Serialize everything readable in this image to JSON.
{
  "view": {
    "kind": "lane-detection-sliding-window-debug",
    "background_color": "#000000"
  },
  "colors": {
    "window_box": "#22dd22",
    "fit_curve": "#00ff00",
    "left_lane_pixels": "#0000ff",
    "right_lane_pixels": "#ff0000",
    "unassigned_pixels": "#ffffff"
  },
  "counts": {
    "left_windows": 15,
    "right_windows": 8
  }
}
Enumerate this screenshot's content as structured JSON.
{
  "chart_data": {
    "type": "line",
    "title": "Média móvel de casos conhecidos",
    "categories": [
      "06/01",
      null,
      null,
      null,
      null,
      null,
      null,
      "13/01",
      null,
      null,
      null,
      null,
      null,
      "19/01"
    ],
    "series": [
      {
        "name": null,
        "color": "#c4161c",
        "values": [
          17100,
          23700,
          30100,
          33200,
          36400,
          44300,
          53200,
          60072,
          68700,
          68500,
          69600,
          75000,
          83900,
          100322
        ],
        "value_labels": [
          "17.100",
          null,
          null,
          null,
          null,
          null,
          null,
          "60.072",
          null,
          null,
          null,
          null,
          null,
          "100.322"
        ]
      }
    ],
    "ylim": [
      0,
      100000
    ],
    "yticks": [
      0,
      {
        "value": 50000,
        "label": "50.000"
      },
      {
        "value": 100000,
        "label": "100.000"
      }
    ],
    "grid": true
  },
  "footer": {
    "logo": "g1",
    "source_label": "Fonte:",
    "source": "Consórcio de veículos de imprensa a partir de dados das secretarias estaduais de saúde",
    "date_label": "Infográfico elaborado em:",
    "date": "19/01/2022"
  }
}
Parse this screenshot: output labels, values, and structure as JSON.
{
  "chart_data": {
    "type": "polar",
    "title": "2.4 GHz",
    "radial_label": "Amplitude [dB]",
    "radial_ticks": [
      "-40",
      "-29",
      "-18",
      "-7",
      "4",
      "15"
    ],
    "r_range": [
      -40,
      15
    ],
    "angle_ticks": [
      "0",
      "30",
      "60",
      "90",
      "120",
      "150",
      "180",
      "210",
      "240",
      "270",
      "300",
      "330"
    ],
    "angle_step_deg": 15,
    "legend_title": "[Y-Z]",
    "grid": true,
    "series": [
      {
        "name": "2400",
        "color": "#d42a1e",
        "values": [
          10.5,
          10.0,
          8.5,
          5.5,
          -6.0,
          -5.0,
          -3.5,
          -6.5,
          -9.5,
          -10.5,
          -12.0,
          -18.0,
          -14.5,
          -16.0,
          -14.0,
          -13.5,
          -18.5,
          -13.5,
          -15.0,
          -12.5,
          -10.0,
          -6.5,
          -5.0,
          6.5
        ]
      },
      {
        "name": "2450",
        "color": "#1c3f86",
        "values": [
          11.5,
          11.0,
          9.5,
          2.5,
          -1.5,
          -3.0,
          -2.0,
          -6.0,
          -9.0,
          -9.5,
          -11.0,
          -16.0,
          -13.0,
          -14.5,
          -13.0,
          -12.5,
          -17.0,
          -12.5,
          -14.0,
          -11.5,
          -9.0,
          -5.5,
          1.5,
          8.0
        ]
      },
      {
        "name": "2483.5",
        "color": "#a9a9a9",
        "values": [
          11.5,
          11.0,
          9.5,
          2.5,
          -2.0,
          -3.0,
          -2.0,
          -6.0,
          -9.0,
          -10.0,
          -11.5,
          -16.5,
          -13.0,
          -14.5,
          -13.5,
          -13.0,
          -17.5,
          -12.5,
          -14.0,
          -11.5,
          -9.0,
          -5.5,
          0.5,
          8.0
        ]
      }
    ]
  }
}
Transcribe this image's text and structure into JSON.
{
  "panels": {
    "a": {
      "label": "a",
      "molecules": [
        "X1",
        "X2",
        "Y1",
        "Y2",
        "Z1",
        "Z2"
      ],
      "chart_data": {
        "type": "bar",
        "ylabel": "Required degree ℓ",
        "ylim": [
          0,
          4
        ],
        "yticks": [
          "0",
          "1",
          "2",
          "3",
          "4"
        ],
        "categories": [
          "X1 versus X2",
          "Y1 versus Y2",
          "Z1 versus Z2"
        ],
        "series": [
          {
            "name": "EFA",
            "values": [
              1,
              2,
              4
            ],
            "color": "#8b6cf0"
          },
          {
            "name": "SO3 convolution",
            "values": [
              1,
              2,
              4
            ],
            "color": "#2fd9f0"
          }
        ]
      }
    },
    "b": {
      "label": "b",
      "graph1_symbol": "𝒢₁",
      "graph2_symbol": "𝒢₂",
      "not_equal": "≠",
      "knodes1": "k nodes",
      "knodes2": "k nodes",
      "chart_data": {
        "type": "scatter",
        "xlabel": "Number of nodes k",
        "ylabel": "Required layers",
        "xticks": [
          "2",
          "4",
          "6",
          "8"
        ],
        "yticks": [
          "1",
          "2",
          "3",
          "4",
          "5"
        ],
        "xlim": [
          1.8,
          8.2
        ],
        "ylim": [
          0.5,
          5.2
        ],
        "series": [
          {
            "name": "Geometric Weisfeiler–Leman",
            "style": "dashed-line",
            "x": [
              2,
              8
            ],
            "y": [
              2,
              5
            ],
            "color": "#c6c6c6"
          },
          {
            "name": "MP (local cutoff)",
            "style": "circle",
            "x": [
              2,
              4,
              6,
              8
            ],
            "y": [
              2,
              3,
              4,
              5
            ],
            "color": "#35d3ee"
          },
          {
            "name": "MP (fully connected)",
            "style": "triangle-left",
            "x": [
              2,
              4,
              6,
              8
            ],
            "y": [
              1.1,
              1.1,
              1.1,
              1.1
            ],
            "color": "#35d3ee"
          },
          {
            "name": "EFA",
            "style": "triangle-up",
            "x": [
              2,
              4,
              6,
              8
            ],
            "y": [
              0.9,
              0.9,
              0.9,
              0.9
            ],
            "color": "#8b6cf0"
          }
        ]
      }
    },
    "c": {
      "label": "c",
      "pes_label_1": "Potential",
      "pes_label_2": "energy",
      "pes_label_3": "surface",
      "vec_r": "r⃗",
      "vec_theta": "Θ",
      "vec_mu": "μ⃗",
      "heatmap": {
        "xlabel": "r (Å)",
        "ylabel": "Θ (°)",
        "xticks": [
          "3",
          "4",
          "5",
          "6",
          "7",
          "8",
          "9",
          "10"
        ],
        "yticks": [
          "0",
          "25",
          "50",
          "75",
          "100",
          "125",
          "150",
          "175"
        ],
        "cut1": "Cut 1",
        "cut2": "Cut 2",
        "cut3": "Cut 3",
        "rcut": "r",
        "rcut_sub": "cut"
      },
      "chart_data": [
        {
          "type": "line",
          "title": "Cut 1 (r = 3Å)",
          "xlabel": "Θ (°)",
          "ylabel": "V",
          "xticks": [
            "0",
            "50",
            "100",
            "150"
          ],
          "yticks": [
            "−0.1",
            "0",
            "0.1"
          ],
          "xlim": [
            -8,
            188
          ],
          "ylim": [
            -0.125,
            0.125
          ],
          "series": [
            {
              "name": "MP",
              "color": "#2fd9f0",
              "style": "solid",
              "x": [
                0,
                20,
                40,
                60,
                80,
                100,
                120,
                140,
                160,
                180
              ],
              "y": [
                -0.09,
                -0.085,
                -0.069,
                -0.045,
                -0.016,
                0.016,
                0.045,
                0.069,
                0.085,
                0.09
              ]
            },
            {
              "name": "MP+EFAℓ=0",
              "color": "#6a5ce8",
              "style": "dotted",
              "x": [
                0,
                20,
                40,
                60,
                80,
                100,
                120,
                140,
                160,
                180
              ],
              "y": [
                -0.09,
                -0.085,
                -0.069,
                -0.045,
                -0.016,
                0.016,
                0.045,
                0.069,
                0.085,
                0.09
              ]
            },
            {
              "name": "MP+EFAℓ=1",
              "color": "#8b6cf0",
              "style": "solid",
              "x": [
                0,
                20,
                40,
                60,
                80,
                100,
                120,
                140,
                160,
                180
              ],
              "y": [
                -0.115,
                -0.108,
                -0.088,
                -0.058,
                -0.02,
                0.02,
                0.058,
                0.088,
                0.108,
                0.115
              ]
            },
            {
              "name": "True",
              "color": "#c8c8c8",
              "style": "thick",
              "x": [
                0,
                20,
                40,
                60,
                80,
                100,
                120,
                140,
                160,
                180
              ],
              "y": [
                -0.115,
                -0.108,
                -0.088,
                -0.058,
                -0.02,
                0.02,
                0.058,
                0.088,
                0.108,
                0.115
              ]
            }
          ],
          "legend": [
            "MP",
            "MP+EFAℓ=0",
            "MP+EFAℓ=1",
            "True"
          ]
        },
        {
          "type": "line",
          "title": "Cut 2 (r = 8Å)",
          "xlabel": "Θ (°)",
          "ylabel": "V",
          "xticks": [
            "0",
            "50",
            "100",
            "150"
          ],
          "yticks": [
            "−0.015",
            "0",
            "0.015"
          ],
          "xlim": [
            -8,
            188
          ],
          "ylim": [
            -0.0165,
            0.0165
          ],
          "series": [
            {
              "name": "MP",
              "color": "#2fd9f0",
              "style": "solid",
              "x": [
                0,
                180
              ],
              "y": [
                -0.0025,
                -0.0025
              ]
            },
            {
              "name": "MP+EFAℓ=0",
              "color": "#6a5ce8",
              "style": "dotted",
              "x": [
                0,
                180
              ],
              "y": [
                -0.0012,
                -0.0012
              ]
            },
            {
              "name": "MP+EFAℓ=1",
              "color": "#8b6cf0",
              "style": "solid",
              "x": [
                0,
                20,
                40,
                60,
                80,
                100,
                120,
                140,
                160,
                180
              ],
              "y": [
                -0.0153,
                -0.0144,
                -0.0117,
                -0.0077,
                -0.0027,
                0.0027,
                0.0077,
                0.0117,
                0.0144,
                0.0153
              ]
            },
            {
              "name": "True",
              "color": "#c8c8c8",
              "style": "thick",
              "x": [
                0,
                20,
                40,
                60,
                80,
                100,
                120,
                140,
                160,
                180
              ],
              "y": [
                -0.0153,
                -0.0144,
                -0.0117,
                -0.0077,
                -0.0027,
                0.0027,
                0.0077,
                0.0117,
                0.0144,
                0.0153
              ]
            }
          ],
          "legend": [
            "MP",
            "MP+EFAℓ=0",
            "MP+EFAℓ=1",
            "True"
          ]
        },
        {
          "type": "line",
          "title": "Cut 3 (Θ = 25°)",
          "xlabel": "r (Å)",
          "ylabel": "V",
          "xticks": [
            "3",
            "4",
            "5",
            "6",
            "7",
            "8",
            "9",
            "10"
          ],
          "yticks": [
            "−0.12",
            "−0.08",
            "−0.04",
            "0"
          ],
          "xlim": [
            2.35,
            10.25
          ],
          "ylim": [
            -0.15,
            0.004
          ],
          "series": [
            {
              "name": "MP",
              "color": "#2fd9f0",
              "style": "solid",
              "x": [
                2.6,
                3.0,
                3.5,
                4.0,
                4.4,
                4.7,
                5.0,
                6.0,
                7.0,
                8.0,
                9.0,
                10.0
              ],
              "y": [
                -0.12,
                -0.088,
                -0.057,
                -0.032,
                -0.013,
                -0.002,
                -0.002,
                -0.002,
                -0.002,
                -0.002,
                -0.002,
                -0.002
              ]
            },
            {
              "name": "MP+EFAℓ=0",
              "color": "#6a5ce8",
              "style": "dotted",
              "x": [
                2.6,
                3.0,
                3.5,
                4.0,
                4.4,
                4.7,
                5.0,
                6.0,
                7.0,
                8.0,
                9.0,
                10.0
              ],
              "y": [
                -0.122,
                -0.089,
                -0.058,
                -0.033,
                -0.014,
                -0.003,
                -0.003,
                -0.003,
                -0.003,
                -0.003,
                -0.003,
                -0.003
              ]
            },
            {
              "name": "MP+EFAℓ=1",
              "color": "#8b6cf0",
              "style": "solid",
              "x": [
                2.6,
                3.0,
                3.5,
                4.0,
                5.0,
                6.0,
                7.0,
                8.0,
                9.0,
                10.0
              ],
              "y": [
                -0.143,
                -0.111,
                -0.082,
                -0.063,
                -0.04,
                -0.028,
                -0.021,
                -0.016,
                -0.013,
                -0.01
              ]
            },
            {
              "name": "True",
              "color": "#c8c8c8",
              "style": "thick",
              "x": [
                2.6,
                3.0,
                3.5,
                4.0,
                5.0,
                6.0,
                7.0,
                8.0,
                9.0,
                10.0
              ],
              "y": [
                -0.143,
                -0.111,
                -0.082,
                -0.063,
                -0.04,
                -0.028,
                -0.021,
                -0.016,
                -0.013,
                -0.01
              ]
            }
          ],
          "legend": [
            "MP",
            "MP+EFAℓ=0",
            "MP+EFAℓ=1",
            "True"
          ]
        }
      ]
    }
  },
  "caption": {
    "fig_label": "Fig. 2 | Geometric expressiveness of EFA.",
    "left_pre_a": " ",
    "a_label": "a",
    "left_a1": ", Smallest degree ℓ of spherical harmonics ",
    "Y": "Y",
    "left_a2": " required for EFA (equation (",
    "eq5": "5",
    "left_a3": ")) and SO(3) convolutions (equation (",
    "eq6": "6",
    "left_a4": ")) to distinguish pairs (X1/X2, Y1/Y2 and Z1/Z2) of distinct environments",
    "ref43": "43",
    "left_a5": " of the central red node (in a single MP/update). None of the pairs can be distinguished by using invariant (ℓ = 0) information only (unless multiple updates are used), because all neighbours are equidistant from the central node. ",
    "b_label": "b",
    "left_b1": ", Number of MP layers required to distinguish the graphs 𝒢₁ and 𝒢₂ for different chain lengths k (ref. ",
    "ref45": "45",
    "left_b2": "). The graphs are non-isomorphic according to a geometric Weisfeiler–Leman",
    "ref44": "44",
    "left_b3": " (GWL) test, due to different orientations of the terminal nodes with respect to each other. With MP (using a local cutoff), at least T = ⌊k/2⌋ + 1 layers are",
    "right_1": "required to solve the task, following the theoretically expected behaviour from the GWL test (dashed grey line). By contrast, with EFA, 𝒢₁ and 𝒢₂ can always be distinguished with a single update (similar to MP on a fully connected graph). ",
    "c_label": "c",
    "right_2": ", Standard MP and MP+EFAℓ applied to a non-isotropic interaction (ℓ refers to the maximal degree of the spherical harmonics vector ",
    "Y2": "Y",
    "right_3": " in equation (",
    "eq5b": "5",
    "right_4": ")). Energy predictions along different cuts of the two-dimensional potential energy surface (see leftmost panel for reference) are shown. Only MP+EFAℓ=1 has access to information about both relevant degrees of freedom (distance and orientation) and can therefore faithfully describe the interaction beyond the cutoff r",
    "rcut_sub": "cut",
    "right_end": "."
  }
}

• _GIVEN INSTRUCTION_
Copy each line from the data above that includes "different".

• _ANSWER IN FULL_
    "left_b1": ", Number of MP layers required to distinguish the graphs 𝒢₁ and 𝒢₂ for different chain lengths k (ref. ",
    "left_b3": " (GWL) test, due to different orientations of the terminal nodes with respect to each other. With MP (using a local cutoff), at least T = ⌊k/2⌋ + 1 layers are",
    "right_4": ")). Energy predictions along different cuts of the two-dimensional potential energy surface (see leftmost panel for reference) are shown. Only MP+EFAℓ=1 has access to information about both relevant degrees of freedom (distance and orientation) and can therefore faithfully describe the interaction beyond the cutoff r",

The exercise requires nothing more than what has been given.